[Stored data entries]

★ ★ ★

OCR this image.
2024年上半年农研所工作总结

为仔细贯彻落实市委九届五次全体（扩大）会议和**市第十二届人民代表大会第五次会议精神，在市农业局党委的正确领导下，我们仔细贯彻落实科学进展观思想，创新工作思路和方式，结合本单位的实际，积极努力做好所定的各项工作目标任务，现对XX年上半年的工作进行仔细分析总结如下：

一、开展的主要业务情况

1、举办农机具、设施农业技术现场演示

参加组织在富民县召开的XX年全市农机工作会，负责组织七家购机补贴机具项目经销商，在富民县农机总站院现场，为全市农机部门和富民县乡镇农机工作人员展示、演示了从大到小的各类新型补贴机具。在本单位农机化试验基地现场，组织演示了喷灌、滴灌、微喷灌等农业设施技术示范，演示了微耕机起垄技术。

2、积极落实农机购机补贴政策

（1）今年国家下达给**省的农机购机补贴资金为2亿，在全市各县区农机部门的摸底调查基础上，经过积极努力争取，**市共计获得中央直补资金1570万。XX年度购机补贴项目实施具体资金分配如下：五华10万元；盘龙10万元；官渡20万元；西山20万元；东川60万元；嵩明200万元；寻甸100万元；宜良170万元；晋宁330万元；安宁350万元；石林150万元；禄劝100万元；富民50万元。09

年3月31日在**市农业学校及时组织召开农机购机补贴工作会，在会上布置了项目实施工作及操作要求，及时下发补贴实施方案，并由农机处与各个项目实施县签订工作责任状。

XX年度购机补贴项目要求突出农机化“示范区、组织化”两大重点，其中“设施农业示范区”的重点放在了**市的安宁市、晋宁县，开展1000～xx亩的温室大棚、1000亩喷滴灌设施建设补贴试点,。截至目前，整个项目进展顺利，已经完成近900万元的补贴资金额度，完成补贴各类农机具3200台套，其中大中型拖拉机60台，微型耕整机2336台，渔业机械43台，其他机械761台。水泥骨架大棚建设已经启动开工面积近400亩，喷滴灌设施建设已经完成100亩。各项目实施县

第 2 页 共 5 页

★ ★ ★

* [INSTRUCTIONS FOR THE TASK] Copy each line of the data exactly, leaving nothing out.

* [EXPECTED OUTPUT]
OCR this image.
2024年上半年农研所工作总结

为仔细贯彻落实市委九届五次全体（扩大）会议和**市第十二届人民代表大会第五次会议精神，在市农业局党委的正确领导下，我们仔细贯彻落实科学进展观思想，创新工作思路和方式，结合本单位的实际，积极努力做好所定的各项工作目标任务，现对XX年上半年的工作进行仔细分析总结如下：

一、开展的主要业务情况

1、举办农机具、设施农业技术现场演示

参加组织在富民县召开的XX年全市农机工作会，负责组织七家购机补贴机具项目经销商，在富民县农机总站院现场，为全市农机部门和富民县乡镇农机工作人员展示、演示了从大到小的各类新型补贴机具。在本单位农机化试验基地现场，组织演示了喷灌、滴灌、微喷灌等农业设施技术示范，演示了微耕机起垄技术。

2、积极落实农机购机补贴政策

（1）今年国家下达给**省的农机购机补贴资金为2亿，在全市各县区农机部门的摸底调查基础上，经过积极努力争取，**市共计获得中央直补资金1570万。XX年度购机补贴项目实施具体资金分配如下：五华10万元；盘龙10万元；官渡20万元；西山20万元；东川60万元；嵩明200万元；寻甸100万元；宜良170万元；晋宁330万元；安宁350万元；石林150万元；禄劝100万元；富民50万元。09

年3月31日在**市农业学校及时组织召开农机购机补贴工作会，在会上布置了项目实施工作及操作要求，及时下发补贴实施方案，并由农机处与各个项目实施县签订工作责任状。

XX年度购机补贴项目要求突出农机化“示范区、组织化”两大重点，其中“设施农业示范区”的重点放在了**市的安宁市、晋宁县，开展1000～xx亩的温室大棚、1000亩喷滴灌设施建设补贴试点,。截至目前，整个项目进展顺利，已经完成近900万元的补贴资金额度，完成补贴各类农机具3200台套，其中大中型拖拉机60台，微型耕整机2336台，渔业机械43台，其他机械761台。水泥骨架大棚建设已经启动开工面积近400亩，喷滴灌设施建设已经完成100亩。各项目实施县

第 2 页 共 5 页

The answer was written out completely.